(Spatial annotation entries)
# # #
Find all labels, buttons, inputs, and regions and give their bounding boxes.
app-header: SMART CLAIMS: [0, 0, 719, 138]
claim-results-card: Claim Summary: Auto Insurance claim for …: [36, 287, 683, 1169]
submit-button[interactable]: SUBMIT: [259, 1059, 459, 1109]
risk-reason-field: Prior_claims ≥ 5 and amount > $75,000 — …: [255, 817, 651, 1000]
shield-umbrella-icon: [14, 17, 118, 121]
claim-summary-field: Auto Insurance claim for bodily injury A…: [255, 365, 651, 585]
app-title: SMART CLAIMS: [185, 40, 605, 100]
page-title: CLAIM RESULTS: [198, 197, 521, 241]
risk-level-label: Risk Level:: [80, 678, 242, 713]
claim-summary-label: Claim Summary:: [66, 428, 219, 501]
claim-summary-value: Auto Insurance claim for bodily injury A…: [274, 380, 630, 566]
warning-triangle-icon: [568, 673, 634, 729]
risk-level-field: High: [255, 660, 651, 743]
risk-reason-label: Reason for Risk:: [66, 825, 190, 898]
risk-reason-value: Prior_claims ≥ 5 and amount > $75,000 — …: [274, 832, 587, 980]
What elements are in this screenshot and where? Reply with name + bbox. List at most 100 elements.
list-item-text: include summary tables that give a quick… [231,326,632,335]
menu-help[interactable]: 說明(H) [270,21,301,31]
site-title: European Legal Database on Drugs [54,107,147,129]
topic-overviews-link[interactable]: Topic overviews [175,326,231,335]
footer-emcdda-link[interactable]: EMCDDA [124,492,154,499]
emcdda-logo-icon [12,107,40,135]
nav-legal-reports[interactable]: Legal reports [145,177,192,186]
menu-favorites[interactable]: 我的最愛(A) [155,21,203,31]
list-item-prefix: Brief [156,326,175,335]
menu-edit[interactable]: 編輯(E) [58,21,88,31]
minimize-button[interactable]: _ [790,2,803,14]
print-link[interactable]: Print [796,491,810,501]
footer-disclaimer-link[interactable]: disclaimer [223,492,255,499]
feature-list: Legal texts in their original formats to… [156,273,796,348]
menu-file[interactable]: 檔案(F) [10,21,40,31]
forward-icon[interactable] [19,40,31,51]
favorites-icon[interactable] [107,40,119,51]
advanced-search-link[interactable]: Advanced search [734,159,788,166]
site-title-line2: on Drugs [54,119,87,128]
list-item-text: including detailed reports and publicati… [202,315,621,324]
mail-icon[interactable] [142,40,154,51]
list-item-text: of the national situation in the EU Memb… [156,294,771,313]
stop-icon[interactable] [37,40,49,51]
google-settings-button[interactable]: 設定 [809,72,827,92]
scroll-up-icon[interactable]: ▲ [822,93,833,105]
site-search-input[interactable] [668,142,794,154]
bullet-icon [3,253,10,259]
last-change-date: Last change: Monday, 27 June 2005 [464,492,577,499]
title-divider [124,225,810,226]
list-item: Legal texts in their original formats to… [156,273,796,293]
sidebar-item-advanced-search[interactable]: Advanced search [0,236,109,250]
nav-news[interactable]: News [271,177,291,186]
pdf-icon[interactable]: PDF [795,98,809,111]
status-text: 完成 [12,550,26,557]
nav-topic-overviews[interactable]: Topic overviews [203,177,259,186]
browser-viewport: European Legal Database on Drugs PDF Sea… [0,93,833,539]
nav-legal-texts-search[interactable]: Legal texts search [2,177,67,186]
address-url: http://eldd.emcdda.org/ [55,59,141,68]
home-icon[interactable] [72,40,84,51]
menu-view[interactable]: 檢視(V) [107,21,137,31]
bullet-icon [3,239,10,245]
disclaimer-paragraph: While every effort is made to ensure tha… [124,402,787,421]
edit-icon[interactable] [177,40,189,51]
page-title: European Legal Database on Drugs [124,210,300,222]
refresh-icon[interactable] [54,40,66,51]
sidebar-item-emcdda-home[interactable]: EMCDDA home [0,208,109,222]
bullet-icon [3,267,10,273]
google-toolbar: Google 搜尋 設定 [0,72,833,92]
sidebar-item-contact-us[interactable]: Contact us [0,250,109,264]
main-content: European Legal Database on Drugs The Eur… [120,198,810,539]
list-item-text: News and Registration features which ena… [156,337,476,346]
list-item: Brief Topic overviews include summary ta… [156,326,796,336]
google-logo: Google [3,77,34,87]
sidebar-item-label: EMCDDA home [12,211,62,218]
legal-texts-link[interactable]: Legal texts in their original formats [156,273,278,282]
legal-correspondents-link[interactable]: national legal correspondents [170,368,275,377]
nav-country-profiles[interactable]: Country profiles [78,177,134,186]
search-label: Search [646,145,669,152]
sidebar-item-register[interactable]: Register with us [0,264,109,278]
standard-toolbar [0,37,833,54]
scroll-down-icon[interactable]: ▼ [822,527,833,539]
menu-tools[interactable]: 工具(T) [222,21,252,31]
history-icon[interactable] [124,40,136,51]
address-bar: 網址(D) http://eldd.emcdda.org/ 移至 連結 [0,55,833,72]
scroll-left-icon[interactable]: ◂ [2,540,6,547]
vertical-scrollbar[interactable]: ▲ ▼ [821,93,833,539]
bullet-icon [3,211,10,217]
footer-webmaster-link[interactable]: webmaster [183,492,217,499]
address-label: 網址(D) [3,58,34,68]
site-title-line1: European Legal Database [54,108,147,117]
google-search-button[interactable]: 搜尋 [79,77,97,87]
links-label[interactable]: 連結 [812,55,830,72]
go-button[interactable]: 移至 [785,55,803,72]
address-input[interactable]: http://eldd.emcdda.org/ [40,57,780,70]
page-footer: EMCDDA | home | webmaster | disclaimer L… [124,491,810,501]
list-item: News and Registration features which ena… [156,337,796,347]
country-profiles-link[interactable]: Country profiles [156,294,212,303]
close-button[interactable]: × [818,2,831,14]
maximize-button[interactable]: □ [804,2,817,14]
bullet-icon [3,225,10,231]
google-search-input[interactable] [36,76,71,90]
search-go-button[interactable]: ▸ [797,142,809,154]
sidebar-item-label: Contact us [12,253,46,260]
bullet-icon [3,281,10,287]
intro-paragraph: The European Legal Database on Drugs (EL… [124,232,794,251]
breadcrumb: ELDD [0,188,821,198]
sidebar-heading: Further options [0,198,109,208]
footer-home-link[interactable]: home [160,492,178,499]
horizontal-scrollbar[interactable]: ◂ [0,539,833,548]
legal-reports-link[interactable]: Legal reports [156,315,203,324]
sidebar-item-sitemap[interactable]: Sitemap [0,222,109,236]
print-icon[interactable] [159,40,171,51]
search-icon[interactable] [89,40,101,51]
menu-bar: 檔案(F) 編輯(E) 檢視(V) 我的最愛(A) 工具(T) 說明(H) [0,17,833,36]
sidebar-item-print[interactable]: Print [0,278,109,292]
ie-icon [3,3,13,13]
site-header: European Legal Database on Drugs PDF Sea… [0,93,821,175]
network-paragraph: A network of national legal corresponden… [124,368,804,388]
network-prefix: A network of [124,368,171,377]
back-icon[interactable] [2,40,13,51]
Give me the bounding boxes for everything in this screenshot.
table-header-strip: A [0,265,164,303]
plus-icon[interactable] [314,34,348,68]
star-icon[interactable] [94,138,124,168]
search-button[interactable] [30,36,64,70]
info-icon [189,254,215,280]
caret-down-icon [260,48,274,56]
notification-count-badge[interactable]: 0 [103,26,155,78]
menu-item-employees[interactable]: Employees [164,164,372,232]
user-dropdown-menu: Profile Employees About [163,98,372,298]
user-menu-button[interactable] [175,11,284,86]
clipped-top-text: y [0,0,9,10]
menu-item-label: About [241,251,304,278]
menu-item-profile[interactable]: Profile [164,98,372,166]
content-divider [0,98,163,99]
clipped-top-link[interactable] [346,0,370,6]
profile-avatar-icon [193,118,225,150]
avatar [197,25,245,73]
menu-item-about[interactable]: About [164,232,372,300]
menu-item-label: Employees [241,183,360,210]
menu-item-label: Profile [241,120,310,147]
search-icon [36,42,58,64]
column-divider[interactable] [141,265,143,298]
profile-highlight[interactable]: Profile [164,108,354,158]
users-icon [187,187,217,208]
# # #
(STATED GOAL) Starting at the beginning of the records and ending with the line that contains "nav-legal-reports[interactable]: Legal reports", write those lines out again with every "SMART CLAIMS" renamed to "CLAIMS PORTAL". Leave everything else unchanged.

(WRITTEN RESPONSE)
Find all labels, buttons, inputs, and regions and give their bounding boxes.
app-header: CLAIMS PORTAL: [0, 0, 719, 138]
claim-results-card: Claim Summary: Auto Insurance claim for …: [36, 287, 683, 1169]
submit-button[interactable]: SUBMIT: [259, 1059, 459, 1109]
risk-reason-field: Prior_claims ≥ 5 and amount > $75,000 — …: [255, 817, 651, 1000]
shield-umbrella-icon: [14, 17, 118, 121]
claim-summary-field: Auto Insurance claim for bodily injury A…: [255, 365, 651, 585]
app-title: CLAIMS PORTAL: [185, 40, 605, 100]
page-title: CLAIM RESULTS: [198, 197, 521, 241]
risk-level-label: Risk Level:: [80, 678, 242, 713]
claim-summary-label: Claim Summary:: [66, 428, 219, 501]
claim-summary-value: Auto Insurance claim for bodily injury A…: [274, 380, 630, 566]
warning-triangle-icon: [568, 673, 634, 729]
risk-level-field: High: [255, 660, 651, 743]
risk-reason-label: Reason for Risk:: [66, 825, 190, 898]
risk-reason-value: Prior_claims ≥ 5 and amount > $75,000 — …: [274, 832, 587, 980]
What elements are in this screenshot and where? Reply with name + bbox. List at most 100 elements.
list-item-text: include summary tables that give a quick… [231,326,632,335]
menu-help[interactable]: 說明(H) [270,21,301,31]
site-title: European Legal Database on Drugs [54,107,147,129]
topic-overviews-link[interactable]: Topic overviews [175,326,231,335]
footer-emcdda-link[interactable]: EMCDDA [124,492,154,499]
emcdda-logo-icon [12,107,40,135]
nav-legal-reports[interactable]: Legal reports [145,177,192,186]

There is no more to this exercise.